[Figure collection entries]
————————

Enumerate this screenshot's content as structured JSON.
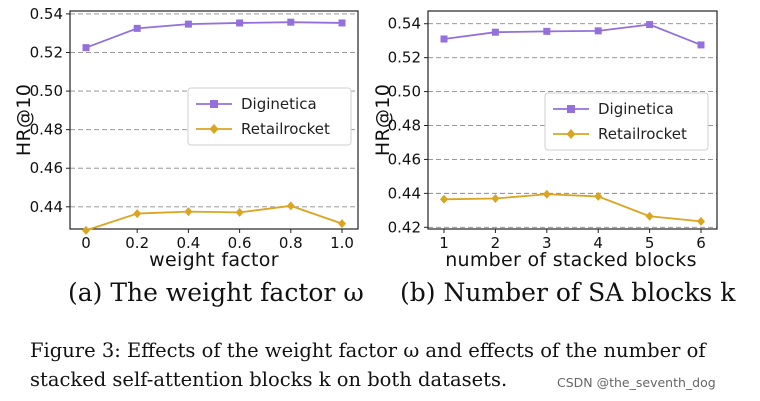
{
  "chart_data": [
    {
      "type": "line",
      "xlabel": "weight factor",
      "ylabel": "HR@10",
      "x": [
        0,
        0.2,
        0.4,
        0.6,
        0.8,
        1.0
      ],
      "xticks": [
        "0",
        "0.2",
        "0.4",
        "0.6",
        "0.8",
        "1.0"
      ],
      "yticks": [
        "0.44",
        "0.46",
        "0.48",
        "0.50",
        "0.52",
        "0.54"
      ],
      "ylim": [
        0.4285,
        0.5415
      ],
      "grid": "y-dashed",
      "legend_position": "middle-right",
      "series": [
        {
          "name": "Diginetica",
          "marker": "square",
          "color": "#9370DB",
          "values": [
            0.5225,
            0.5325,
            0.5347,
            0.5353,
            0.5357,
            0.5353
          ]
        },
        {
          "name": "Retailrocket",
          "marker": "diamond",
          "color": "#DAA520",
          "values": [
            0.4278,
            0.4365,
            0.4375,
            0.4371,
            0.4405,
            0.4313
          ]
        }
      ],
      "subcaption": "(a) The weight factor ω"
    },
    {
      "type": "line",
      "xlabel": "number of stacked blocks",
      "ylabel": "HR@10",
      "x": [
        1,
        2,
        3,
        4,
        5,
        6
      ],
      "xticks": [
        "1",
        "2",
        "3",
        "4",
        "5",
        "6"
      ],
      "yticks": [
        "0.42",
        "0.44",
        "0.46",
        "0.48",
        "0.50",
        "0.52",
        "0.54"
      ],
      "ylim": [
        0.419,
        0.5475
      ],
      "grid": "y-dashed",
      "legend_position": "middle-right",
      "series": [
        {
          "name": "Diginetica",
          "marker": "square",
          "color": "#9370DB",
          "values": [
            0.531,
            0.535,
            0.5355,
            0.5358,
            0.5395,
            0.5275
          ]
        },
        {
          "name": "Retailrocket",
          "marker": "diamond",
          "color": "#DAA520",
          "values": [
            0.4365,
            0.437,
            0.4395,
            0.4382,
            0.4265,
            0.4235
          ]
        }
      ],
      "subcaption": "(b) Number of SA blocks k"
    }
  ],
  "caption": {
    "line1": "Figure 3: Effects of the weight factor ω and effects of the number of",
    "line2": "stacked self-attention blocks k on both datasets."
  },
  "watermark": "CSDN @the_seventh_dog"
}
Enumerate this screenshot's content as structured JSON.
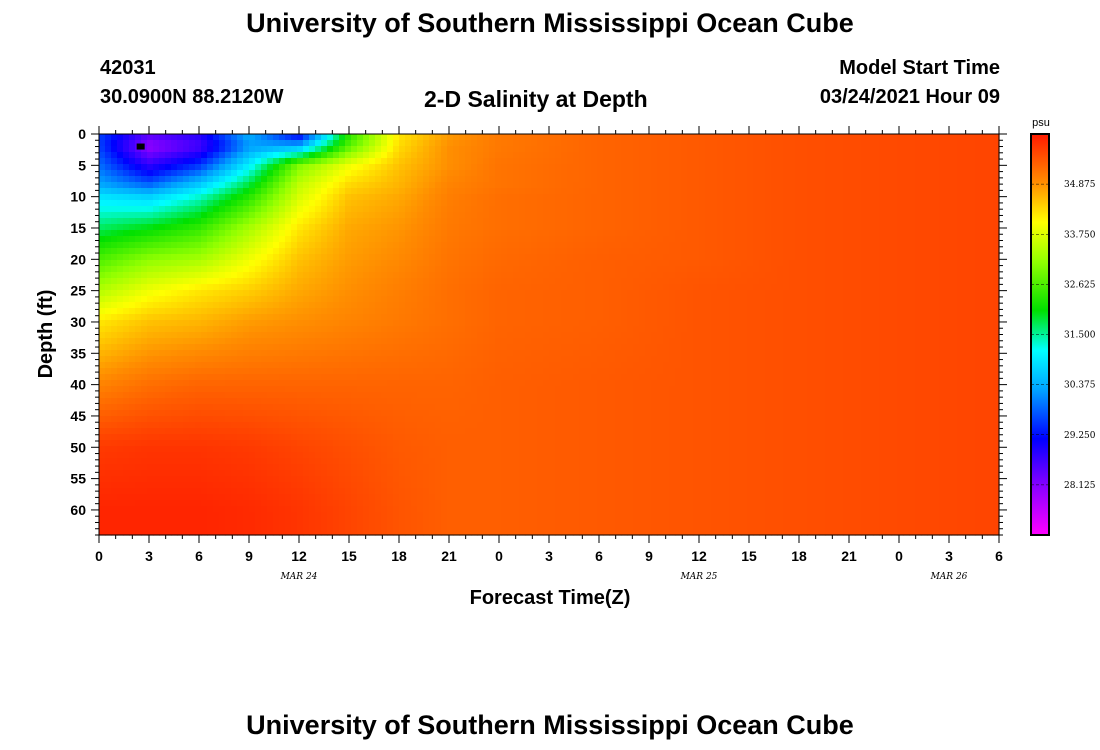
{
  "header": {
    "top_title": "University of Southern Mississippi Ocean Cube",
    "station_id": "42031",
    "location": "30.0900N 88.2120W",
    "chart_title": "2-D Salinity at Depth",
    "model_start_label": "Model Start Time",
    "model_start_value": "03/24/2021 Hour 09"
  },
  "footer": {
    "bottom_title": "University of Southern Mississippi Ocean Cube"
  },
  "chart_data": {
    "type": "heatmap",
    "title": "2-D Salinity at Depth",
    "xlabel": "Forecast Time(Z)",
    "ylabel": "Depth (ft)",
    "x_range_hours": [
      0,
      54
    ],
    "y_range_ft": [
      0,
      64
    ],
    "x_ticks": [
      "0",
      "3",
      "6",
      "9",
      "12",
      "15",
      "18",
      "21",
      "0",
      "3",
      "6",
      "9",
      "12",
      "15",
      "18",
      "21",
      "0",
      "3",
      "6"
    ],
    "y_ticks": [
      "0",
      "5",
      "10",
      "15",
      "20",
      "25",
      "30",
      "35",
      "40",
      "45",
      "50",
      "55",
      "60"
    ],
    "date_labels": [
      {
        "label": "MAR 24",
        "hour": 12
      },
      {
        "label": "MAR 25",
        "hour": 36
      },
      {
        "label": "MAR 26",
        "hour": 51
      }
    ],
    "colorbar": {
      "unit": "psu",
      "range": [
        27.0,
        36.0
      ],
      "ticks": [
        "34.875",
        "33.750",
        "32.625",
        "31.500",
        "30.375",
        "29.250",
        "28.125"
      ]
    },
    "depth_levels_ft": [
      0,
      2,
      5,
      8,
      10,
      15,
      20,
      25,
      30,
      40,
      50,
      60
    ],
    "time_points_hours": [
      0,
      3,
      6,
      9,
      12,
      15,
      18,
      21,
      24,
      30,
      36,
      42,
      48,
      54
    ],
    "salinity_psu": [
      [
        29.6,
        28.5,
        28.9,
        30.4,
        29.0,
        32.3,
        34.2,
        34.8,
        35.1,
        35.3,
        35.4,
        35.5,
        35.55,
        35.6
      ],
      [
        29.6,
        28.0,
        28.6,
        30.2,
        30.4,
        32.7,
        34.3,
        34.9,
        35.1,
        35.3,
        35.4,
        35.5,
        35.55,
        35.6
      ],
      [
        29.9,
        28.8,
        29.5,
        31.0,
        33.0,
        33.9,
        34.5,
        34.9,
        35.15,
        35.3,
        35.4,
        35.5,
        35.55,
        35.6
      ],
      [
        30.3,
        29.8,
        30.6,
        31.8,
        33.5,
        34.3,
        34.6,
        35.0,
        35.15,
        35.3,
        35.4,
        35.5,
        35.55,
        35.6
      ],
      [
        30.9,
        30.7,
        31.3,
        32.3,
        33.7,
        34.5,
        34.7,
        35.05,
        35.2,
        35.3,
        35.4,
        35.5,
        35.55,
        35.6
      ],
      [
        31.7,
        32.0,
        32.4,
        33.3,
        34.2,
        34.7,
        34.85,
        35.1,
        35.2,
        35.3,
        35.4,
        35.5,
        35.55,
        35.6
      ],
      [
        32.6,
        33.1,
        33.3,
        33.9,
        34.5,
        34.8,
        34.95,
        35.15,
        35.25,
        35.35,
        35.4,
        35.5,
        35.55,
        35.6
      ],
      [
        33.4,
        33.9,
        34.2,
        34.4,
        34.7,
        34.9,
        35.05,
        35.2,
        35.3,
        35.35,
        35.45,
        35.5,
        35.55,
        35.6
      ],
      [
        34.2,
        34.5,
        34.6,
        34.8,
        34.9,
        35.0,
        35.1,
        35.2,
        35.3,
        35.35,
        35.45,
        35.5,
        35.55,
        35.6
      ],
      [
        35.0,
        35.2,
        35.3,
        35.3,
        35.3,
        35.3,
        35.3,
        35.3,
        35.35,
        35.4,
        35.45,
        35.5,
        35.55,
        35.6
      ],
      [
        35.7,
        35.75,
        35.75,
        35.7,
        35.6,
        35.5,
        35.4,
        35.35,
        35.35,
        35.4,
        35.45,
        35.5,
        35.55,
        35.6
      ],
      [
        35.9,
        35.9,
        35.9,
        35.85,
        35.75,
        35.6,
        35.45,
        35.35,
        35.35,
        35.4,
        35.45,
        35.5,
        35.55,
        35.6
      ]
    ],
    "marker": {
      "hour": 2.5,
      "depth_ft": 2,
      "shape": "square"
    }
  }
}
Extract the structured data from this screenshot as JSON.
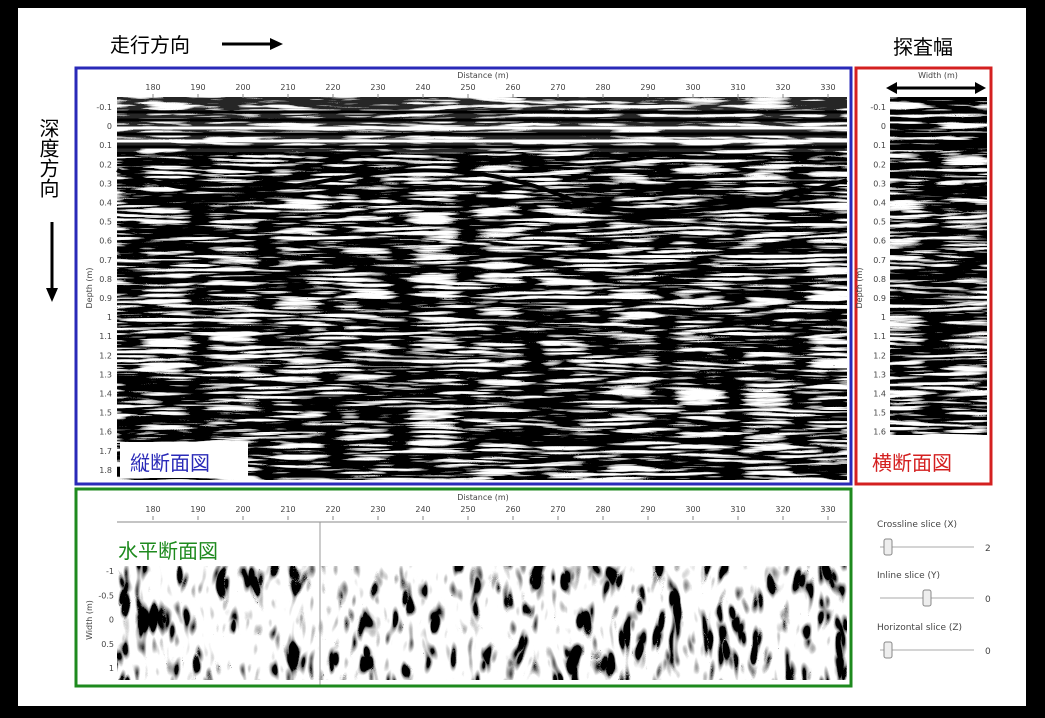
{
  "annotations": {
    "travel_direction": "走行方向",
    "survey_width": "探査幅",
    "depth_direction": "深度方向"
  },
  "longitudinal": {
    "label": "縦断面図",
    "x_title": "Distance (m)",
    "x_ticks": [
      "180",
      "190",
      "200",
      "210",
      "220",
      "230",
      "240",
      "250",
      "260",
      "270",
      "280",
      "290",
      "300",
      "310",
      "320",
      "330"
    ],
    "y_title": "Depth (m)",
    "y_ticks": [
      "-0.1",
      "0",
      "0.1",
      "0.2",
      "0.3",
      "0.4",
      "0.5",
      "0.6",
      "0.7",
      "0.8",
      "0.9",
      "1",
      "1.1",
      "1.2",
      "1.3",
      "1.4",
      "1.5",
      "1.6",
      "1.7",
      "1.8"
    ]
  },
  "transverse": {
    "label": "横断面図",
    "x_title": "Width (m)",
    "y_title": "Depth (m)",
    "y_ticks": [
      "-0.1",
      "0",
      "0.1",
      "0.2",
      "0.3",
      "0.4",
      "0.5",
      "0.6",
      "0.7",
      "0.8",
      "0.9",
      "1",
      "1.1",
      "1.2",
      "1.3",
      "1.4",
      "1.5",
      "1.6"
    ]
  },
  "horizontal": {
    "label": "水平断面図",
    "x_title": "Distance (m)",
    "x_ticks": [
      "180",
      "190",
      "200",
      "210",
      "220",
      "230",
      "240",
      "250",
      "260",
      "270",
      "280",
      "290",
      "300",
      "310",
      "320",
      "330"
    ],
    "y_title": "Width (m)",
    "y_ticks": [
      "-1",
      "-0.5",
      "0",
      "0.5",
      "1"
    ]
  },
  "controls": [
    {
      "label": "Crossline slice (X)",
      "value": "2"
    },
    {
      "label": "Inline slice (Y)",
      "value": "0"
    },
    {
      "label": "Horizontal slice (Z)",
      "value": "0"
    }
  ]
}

————————

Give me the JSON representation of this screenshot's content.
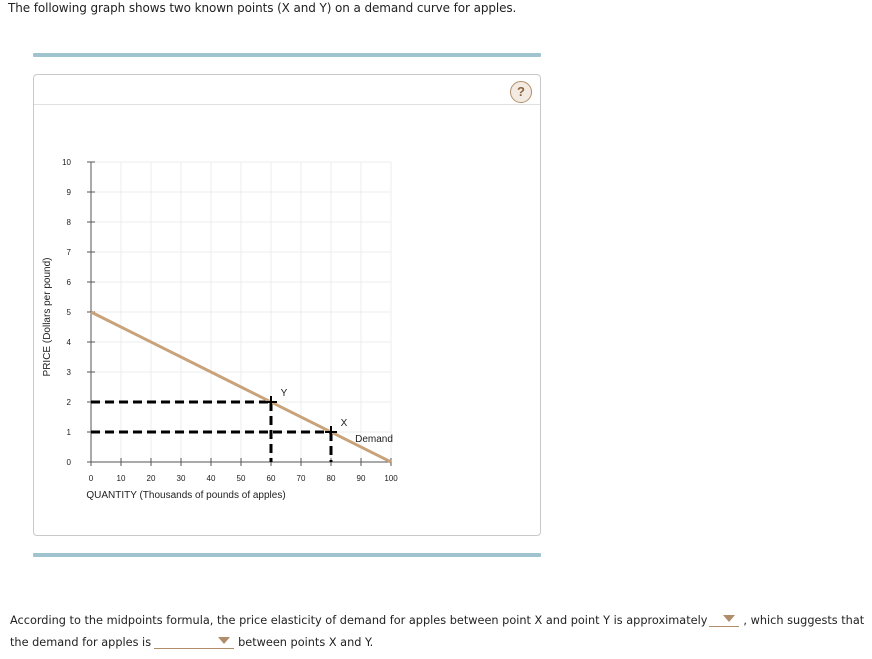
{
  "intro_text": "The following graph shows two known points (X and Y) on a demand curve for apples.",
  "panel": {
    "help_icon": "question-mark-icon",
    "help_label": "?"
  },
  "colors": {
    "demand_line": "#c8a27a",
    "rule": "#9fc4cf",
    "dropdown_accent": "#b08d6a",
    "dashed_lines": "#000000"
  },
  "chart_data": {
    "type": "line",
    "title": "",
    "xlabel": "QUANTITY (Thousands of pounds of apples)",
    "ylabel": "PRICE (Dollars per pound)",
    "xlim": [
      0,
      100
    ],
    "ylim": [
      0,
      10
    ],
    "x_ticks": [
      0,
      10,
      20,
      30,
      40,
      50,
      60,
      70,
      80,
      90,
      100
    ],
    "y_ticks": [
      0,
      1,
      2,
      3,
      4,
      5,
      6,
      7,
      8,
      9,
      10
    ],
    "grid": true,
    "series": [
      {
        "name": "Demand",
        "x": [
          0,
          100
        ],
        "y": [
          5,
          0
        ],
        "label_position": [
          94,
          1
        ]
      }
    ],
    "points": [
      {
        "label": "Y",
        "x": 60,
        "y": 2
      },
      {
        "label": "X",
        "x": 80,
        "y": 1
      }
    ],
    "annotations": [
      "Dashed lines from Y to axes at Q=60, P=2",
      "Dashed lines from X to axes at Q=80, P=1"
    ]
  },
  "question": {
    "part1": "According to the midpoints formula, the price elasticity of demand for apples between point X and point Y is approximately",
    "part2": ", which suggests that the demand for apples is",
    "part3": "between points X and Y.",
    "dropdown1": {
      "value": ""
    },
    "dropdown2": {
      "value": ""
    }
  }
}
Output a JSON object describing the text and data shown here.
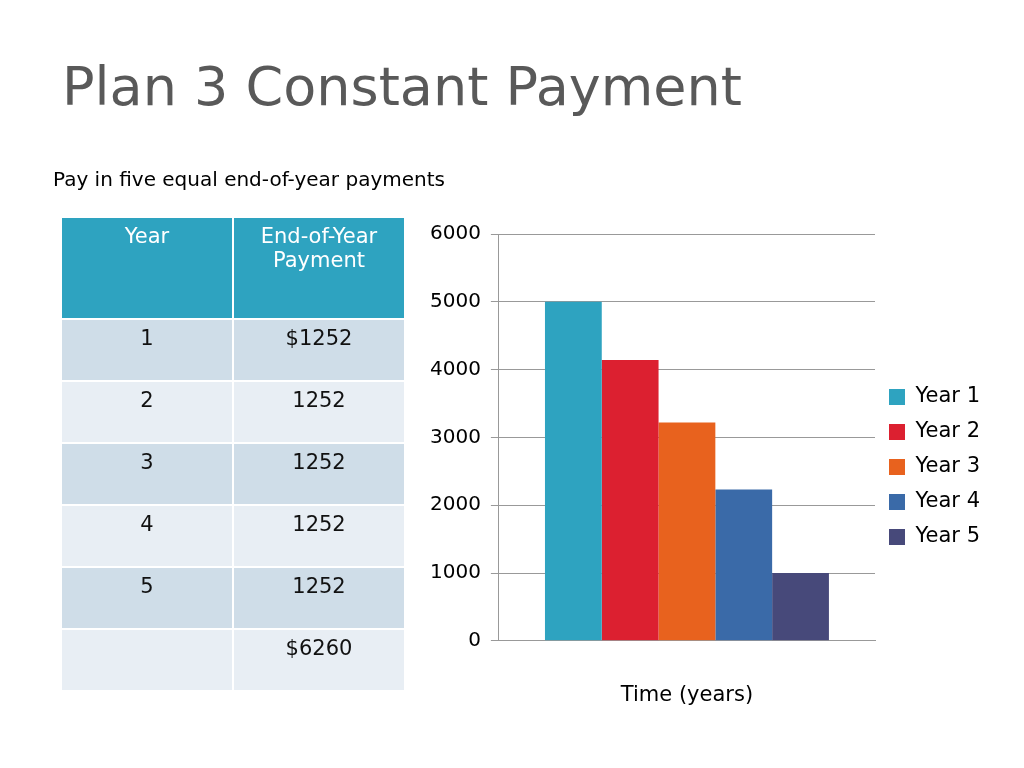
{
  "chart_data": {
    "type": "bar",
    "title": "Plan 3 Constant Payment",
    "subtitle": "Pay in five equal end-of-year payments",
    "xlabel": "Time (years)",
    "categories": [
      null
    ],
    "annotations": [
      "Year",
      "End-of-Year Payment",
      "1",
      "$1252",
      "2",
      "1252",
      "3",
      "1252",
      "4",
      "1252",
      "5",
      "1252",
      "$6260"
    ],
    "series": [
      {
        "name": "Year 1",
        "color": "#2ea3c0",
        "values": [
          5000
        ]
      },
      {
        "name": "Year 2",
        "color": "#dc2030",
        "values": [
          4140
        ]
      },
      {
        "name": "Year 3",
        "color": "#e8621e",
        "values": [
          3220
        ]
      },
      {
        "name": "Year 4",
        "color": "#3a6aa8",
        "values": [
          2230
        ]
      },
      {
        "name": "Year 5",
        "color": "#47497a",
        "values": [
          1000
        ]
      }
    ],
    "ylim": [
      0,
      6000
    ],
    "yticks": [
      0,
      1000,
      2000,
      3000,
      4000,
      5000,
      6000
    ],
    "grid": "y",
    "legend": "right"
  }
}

————————

**Given task**
All lines of the data above that include the word "between" must be shown.

**Worked answer**
    "part1": "According to the midpoints formula, the price elasticity of demand for apples between point X and point Y is approximately",
    "part3": "between points X and Y.",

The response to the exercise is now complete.